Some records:
■ ■ ■ ■
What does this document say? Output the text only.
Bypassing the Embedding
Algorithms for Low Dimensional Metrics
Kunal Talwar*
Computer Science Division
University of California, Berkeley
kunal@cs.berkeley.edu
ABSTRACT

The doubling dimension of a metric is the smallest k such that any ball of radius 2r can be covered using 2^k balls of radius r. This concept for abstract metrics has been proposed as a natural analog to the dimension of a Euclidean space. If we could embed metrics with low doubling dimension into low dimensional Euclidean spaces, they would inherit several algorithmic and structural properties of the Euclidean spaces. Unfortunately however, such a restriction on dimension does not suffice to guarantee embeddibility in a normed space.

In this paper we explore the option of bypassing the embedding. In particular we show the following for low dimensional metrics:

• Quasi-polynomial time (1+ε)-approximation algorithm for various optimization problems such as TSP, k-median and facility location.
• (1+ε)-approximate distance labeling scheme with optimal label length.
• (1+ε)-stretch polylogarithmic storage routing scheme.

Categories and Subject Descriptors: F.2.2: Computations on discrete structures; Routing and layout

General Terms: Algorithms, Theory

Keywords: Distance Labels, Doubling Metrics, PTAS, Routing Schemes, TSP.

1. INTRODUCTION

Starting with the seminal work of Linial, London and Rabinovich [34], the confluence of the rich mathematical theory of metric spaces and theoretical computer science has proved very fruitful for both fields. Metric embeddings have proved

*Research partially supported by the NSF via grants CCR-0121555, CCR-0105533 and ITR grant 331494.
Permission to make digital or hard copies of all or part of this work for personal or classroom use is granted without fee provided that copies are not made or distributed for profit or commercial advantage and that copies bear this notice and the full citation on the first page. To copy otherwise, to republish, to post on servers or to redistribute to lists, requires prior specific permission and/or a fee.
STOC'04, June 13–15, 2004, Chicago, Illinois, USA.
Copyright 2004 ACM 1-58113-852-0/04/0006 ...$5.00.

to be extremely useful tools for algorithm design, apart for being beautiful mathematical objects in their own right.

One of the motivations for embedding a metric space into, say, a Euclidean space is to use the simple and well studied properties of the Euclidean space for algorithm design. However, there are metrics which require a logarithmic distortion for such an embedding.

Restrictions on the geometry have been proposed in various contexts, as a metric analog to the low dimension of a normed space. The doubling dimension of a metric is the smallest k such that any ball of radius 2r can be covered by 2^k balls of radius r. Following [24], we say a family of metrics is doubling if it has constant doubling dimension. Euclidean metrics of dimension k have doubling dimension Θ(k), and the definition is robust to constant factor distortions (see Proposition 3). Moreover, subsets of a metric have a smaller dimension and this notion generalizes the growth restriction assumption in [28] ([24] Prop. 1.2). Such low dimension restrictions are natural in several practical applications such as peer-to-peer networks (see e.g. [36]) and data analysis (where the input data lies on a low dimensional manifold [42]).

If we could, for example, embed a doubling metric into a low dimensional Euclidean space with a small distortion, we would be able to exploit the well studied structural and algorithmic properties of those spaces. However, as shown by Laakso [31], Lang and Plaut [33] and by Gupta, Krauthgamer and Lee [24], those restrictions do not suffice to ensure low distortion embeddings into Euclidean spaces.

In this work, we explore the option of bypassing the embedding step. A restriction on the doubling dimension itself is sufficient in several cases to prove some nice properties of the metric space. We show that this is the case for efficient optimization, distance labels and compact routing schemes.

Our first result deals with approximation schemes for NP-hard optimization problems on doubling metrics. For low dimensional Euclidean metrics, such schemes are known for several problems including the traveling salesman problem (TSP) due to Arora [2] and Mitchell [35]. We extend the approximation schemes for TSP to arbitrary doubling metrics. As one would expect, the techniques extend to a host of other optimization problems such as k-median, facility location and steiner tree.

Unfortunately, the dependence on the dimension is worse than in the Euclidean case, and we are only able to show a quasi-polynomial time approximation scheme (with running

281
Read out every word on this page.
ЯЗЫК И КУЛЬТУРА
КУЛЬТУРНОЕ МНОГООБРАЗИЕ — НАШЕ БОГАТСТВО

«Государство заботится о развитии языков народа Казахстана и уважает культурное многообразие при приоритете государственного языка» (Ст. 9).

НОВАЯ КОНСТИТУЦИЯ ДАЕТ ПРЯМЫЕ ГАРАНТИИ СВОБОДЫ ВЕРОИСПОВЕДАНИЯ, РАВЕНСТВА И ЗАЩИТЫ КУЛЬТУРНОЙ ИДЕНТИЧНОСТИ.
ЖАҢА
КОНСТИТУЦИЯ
■ ■ ■ ■
§ **WHAT IS BEING ASKED**: From the entries above, copy every line that holds the word "does".

§ **TASK ANSWER**:
What does this document say? Output the text only.
The doubling dimension of a metric is the smallest k such that any ball of radius 2r can be covered using 2^k balls of radius r. This concept for abstract metrics has been proposed as a natural analog to the dimension of a Euclidean space. If we could embed metrics with low doubling dimension into low dimensional Euclidean spaces, they would inherit several algorithmic and structural properties of the Euclidean spaces. Unfortunately however, such a restriction on dimension does not suffice to guarantee embeddibility in a normed space.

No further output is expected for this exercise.